[EXERCISE REQUIREMENTS]: All records should be reproduced verbatim.

[ENTRIES SUPPLIED]:

· · ·

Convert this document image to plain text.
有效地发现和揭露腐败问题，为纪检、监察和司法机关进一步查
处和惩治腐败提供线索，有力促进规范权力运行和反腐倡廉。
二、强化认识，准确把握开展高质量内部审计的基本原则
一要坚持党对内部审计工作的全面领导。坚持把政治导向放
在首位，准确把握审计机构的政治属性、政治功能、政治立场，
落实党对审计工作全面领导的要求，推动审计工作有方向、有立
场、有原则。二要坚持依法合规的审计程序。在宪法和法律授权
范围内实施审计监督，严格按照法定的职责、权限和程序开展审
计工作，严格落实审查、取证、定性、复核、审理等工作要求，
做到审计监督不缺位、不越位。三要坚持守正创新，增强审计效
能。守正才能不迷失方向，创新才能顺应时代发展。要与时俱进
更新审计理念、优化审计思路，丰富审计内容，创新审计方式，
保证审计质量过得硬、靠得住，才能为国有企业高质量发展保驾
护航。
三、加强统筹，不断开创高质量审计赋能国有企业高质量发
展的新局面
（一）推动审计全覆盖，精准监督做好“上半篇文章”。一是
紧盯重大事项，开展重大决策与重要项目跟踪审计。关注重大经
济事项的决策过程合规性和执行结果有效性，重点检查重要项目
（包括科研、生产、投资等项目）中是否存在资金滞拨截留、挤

· · ·

[ANSWER IN FULL]:
Convert this document image to plain text.
有效地发现和揭露腐败问题，为纪检、监察和司法机关进一步查
处和惩治腐败提供线索，有力促进规范权力运行和反腐倡廉。
二、强化认识，准确把握开展高质量内部审计的基本原则
一要坚持党对内部审计工作的全面领导。坚持把政治导向放
在首位，准确把握审计机构的政治属性、政治功能、政治立场，
落实党对审计工作全面领导的要求，推动审计工作有方向、有立
场、有原则。二要坚持依法合规的审计程序。在宪法和法律授权
范围内实施审计监督，严格按照法定的职责、权限和程序开展审
计工作，严格落实审查、取证、定性、复核、审理等工作要求，
做到审计监督不缺位、不越位。三要坚持守正创新，增强审计效
能。守正才能不迷失方向，创新才能顺应时代发展。要与时俱进
更新审计理念、优化审计思路，丰富审计内容，创新审计方式，
保证审计质量过得硬、靠得住，才能为国有企业高质量发展保驾
护航。
三、加强统筹，不断开创高质量审计赋能国有企业高质量发
展的新局面
（一）推动审计全覆盖，精准监督做好“上半篇文章”。一是
紧盯重大事项，开展重大决策与重要项目跟踪审计。关注重大经
济事项的决策过程合规性和执行结果有效性，重点检查重要项目
（包括科研、生产、投资等项目）中是否存在资金滞拨截留、挤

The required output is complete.